» Work instructions
Identify each line holding the string "from" and copy it.
++++ Records for this task ++++
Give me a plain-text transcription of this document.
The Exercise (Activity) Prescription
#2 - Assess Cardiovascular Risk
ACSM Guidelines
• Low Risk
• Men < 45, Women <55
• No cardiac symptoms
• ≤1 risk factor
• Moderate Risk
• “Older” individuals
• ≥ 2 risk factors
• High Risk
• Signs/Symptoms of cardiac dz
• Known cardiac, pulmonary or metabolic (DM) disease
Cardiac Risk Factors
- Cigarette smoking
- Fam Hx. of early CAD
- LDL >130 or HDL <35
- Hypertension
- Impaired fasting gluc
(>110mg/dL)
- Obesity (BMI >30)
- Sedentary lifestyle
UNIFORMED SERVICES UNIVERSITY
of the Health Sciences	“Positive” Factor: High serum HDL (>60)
++++
++++ Records for this task ++++
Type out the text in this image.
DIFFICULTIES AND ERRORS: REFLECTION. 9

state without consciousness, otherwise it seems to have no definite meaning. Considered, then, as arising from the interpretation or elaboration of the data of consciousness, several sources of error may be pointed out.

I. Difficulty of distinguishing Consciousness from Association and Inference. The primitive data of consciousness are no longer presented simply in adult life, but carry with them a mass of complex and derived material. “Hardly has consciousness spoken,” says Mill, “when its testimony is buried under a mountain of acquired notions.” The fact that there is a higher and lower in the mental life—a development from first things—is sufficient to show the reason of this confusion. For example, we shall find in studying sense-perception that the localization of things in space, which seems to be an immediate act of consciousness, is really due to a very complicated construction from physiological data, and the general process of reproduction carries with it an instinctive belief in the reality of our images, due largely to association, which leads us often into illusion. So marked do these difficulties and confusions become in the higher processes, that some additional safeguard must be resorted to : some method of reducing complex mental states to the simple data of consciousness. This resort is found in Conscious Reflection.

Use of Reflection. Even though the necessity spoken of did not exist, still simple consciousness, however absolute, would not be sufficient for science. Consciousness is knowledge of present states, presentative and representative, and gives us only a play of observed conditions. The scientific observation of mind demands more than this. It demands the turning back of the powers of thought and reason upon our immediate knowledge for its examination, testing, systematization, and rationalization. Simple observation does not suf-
++++
» Expected answer
state without consciousness, otherwise it seems to have no definite meaning. Considered, then, as arising from the interpretation or elaboration of the data of consciousness, several sources of error may be pointed out.
I. Difficulty of distinguishing Consciousness from Association and Inference. The primitive data of consciousness are no longer presented simply in adult life, but carry with them a mass of complex and derived material. “Hardly has consciousness spoken,” says Mill, “when its testimony is buried under a mountain of acquired notions.” The fact that there is a higher and lower in the mental life—a development from first things—is sufficient to show the reason of this confusion. For example, we shall find in studying sense-perception that the localization of things in space, which seems to be an immediate act of consciousness, is really due to a very complicated construction from physiological data, and the general process of reproduction carries with it an instinctive belief in the reality of our images, due largely to association, which leads us often into illusion. So marked do these difficulties and confusions become in the higher processes, that some additional safeguard must be resorted to : some method of reducing complex mental states to the simple data of consciousness. This resort is found in Conscious Reflection.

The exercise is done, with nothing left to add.